Texte présenté -
Partir était une décision difficile. Un arrachement à ma terre et à moi-même. C’était en un sens accepter ma propre défaite. Je me suis fait à l’idée d’abandonner le pays et de partir. Ainsi, j’ai dû fuir toutes les formes d’injustice et de bêtise auxquelles j’assistais lâchement. J’ai dû fuir la permanence du désespoir, la misère et une société de non-droit, avec ses bandits légaux où moi-même je tirais paradoxalement mes épingles du jeu. J’ai dû fuir quelque chose qui ressemblait à la ségrégation. J’ai en définitive fui mon impuissance à ne pas pouvoir changer les choses. Je me suis posé tous les jours la question toute sartrienne: « En face d’un enfant qui a faim, que vaut la littérature? »
L’exil est venu ainsi à mon secours.

Travail demandé -
a) Les affirmations suivantes sont-elles conformes au texte sur l'exil ? Répondez par oui ou par non et citez les mots du texte qui permettent de trancher. (i) Partir a été une décision facile. (ii) Le texte évoque une question liée à Sartre. (iii) L'exil est présenté comme un secours.
b) Selon le texte sur l'exil, quelle question la personne qui parle se posait-elle tous les jours ?
c) Rédigez la suite du texte sur l'exil, à partir de sa dernière phrase.

Enregistrements -
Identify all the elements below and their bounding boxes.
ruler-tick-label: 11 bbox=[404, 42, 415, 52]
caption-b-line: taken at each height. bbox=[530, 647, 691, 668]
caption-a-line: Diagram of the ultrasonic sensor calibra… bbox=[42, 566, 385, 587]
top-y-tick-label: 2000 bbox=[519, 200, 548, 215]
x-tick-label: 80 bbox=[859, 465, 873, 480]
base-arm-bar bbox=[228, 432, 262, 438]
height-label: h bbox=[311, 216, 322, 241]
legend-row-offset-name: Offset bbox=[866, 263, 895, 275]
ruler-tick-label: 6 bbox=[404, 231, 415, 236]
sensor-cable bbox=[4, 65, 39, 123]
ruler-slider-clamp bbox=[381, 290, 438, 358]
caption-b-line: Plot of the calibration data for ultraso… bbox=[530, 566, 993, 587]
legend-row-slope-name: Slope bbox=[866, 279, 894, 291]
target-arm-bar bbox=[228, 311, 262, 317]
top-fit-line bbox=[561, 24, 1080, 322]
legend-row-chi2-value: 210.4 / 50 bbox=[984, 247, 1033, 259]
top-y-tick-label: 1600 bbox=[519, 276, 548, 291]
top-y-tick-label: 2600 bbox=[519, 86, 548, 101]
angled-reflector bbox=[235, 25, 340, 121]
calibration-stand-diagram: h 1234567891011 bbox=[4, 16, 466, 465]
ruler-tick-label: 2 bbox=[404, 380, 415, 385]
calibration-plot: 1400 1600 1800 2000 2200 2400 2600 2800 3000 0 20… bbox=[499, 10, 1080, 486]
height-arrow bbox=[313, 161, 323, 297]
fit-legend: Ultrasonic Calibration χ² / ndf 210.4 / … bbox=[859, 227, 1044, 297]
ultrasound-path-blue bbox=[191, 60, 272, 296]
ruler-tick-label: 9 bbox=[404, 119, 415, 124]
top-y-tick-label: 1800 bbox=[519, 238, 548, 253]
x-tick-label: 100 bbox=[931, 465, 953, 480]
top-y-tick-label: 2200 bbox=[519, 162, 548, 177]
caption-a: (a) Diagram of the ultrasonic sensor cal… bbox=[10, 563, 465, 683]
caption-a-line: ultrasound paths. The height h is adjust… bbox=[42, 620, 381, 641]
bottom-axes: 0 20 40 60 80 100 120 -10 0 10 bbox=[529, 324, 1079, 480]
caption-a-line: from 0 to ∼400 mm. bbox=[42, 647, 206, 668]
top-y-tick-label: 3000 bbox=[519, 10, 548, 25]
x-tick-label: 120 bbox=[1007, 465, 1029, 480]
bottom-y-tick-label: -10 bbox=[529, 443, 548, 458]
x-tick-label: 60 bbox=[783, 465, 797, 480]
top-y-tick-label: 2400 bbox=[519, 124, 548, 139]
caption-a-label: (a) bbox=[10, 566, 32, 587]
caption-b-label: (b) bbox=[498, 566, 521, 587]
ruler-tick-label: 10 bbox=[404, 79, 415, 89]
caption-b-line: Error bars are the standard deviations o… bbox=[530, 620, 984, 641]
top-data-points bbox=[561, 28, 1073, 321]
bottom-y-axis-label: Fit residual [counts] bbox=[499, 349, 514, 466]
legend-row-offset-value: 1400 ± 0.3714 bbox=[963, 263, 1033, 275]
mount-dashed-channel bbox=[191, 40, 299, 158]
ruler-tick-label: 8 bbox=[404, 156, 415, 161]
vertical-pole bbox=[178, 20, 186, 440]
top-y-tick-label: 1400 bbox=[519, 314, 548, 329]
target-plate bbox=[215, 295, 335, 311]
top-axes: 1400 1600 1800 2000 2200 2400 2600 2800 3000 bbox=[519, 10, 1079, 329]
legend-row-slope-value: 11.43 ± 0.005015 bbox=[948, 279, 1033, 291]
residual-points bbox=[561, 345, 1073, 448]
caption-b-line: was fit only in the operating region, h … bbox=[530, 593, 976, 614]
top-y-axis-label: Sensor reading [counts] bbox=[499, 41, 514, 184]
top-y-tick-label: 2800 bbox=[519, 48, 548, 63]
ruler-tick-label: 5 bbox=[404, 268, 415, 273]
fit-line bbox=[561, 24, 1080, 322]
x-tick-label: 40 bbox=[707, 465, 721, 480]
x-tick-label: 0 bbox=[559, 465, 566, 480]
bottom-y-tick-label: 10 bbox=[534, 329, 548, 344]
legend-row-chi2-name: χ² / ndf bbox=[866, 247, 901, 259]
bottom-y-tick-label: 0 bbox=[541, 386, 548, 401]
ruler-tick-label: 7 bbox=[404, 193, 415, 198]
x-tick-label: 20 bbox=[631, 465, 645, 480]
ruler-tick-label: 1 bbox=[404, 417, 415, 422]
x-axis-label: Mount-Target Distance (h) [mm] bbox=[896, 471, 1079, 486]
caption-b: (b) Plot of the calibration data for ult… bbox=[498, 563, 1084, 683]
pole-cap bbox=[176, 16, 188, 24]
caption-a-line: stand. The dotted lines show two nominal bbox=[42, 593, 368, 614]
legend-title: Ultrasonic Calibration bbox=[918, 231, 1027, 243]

Les réponses -
a)
(i) Non : « Partir était une décision difficile. »
(ii) Oui : « la question toute sartrienne »
(iii) Oui : « L’exil est venu ainsi à mon secours. »

b) « En face d’un enfant qui a faim, que vaut la littérature? »

c)
Une fois établi à Montréal, le combat pour la justice, que j’associe toujours à la culture et à l’art, m’a rattrapé. J’avais senti la nécessité de défendre tout ce qui me représentait comme être humain. Je faisais face au racisme. Un racisme institutionnel. Je m’étais découvert, dans le regard de l’autre, noir. Nègre. En tout cas, un être en marge de l’humanité. Et des gens comme moi avaient un nom : Minorité visible. Minorité ethnique. J’étais parti pour m’élargir les horizons, et me voici piégé par ce type de langage qui me remet à ma place, qui me réduit en un code simplifié. Au pays le mot nègre dans ma langue créole renvoie simplement à l’humain. Comment redevenir moi-même ? Comment faire pour ne pas liquider ma dignité et mon humanité? Je devais continuer à exister en tant qu’être humain et non en tant que migrant, immigrant ou minorité visible. Je sentais mon corps charcuté et mis en cage. Je faisais partie d’une petite prison bien huilée, faite à ma mesure et aux limites imposées par les institutions. Et je me révoltais, grâce à la littérature et à l’édition. Je me révoltais afin de pouvoir retrouver mon corps. Je refusais cette étroitesse de vue et de l’esprit. Je n’avais pas quitté mon pays pour venir m’enfermer dans une quelconque case. Ma petite voix m’a dit de continuer à regarder là-haut, de suivre ma voix et mon chemin. L’art m’a sauvé. Je vivais en dehors du pays, pourtant, mes rêves étaient restés inatteignables, sans barrières, ni limites.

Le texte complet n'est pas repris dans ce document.